▸ **Written problem**:
Set each entry down verbatim, omitting images.

▸ **Available records**:
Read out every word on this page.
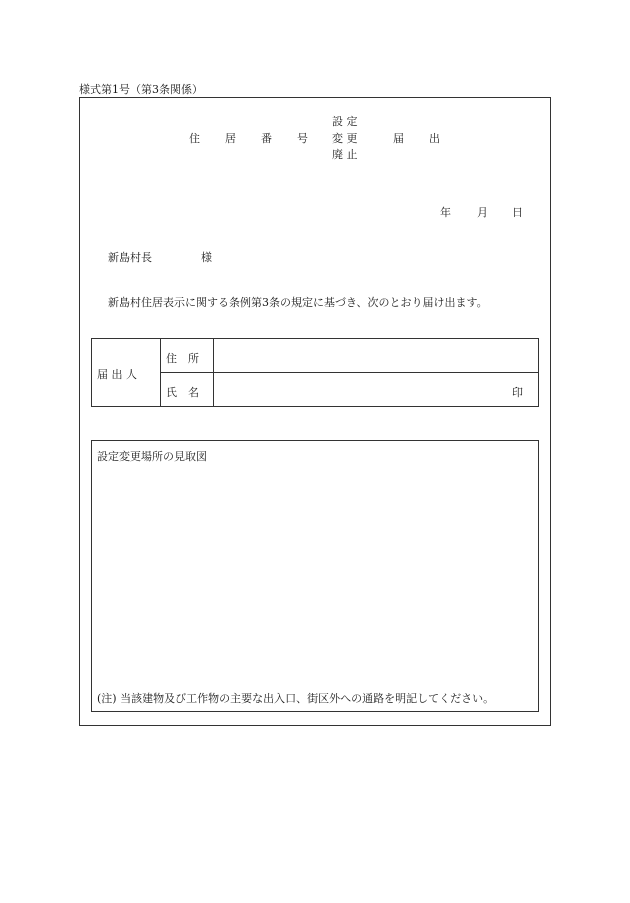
様式第1号（第3条関係）
住 居 番 号
設 定
変 更
廃 止
届 出
年 月 日
新島村長	様
新島村住居表示に関する条例第3条の規定に基づき、次のとおり届け出ます。
届 出 人
住　所
氏　名	印
設定変更場所の見取図
(注) 当該建物及び工作物の主要な出入口、街区外への通路を明記してください。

▸ **Reply to the exercise**:
Read out every word on this page.
様式第1号（第3条関係）
住 居 番 号
設 定
変 更
廃 止
届 出
年 月 日
新島村長	様
新島村住居表示に関する条例第3条の規定に基づき、次のとおり届け出ます。
届 出 人
住　所
氏　名	印
設定変更場所の見取図
(注) 当該建物及び工作物の主要な出入口、街区外への通路を明記してください。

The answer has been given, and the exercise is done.